**EXERCISE REQUIREMENTS:** From the entries provided below, copy each line that contains the word "moment".

(Dataset entries)
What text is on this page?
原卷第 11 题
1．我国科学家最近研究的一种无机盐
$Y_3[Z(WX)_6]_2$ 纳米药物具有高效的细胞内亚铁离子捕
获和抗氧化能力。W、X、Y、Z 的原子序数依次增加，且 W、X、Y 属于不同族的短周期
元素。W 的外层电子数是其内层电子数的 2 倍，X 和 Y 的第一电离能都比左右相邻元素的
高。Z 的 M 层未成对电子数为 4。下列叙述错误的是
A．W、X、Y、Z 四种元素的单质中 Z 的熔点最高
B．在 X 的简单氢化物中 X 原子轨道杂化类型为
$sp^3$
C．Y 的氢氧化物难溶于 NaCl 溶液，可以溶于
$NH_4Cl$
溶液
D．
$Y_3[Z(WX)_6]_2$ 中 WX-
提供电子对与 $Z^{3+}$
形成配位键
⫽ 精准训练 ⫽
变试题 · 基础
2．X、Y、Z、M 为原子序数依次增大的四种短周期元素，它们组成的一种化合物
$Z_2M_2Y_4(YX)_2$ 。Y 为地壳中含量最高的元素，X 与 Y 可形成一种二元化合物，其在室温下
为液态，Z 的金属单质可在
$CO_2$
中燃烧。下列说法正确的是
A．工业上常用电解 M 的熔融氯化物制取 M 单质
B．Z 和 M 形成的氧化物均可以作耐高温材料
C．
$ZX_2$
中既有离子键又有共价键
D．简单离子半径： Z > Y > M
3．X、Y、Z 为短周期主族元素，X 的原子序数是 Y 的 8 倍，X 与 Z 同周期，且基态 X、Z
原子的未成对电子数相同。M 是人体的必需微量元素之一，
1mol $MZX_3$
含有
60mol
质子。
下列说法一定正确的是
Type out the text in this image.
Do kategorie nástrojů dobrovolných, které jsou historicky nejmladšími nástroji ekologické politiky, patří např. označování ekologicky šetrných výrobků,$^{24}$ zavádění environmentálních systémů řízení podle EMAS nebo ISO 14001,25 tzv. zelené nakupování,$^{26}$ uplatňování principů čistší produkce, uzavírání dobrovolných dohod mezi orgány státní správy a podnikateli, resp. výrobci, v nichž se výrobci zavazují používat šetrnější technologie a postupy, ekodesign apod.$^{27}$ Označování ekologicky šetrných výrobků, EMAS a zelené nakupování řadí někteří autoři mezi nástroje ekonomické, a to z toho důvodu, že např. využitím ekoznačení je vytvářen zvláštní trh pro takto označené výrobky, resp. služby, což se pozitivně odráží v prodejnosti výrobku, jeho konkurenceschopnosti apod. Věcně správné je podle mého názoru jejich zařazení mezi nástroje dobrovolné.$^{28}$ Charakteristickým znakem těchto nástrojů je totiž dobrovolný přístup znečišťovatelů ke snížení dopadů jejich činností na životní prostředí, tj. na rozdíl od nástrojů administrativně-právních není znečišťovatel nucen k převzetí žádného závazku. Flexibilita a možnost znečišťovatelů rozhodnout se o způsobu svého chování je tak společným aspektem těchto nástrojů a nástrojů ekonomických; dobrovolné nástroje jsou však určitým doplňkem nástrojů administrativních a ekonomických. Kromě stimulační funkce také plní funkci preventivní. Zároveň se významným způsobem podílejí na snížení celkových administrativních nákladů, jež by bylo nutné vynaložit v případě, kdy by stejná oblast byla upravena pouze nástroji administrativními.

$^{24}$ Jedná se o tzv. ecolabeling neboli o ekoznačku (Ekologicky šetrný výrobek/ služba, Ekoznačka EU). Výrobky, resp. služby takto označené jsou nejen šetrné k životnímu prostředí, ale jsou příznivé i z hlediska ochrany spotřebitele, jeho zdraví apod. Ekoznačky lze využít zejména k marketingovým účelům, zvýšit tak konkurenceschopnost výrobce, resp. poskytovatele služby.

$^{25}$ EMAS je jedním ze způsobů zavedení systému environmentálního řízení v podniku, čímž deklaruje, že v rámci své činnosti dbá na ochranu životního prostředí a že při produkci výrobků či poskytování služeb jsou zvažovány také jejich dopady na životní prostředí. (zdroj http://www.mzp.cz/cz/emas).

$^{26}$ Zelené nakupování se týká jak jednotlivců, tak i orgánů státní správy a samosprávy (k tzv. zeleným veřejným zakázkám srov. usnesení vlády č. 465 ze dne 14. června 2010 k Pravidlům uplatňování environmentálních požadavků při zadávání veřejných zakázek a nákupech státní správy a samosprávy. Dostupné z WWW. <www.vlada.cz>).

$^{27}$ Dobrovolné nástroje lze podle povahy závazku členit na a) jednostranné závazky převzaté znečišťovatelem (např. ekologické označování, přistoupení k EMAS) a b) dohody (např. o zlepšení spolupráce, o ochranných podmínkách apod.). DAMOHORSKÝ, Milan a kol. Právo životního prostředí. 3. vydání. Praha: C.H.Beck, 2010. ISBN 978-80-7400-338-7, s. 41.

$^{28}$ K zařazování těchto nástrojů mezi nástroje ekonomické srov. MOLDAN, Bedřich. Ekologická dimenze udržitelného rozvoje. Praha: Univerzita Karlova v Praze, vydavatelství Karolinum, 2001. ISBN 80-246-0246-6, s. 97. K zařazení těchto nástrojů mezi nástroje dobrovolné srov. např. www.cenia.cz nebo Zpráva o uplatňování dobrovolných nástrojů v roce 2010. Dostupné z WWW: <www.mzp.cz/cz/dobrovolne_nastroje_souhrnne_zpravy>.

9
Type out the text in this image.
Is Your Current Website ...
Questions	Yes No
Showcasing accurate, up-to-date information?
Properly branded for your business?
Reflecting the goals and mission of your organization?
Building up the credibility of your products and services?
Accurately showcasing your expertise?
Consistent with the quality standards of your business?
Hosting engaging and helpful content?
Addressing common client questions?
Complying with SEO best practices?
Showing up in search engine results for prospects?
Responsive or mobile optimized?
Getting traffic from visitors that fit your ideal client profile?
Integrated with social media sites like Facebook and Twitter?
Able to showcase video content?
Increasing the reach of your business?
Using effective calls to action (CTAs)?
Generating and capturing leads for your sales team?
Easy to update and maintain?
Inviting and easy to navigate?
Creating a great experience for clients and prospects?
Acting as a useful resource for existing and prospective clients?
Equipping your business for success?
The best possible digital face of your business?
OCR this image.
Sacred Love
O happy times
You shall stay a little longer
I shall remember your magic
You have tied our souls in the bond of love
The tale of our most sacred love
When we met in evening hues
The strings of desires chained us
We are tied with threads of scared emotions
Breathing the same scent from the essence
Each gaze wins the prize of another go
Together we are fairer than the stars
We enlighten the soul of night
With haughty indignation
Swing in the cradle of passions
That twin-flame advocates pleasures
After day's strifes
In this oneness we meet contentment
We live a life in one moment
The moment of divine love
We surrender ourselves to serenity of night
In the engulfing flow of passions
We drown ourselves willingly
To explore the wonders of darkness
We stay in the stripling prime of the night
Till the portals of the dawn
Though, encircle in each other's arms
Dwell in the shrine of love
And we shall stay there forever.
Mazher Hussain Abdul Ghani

**RESPONSE TO THE TASK:**
We live a life in one moment
The moment of divine love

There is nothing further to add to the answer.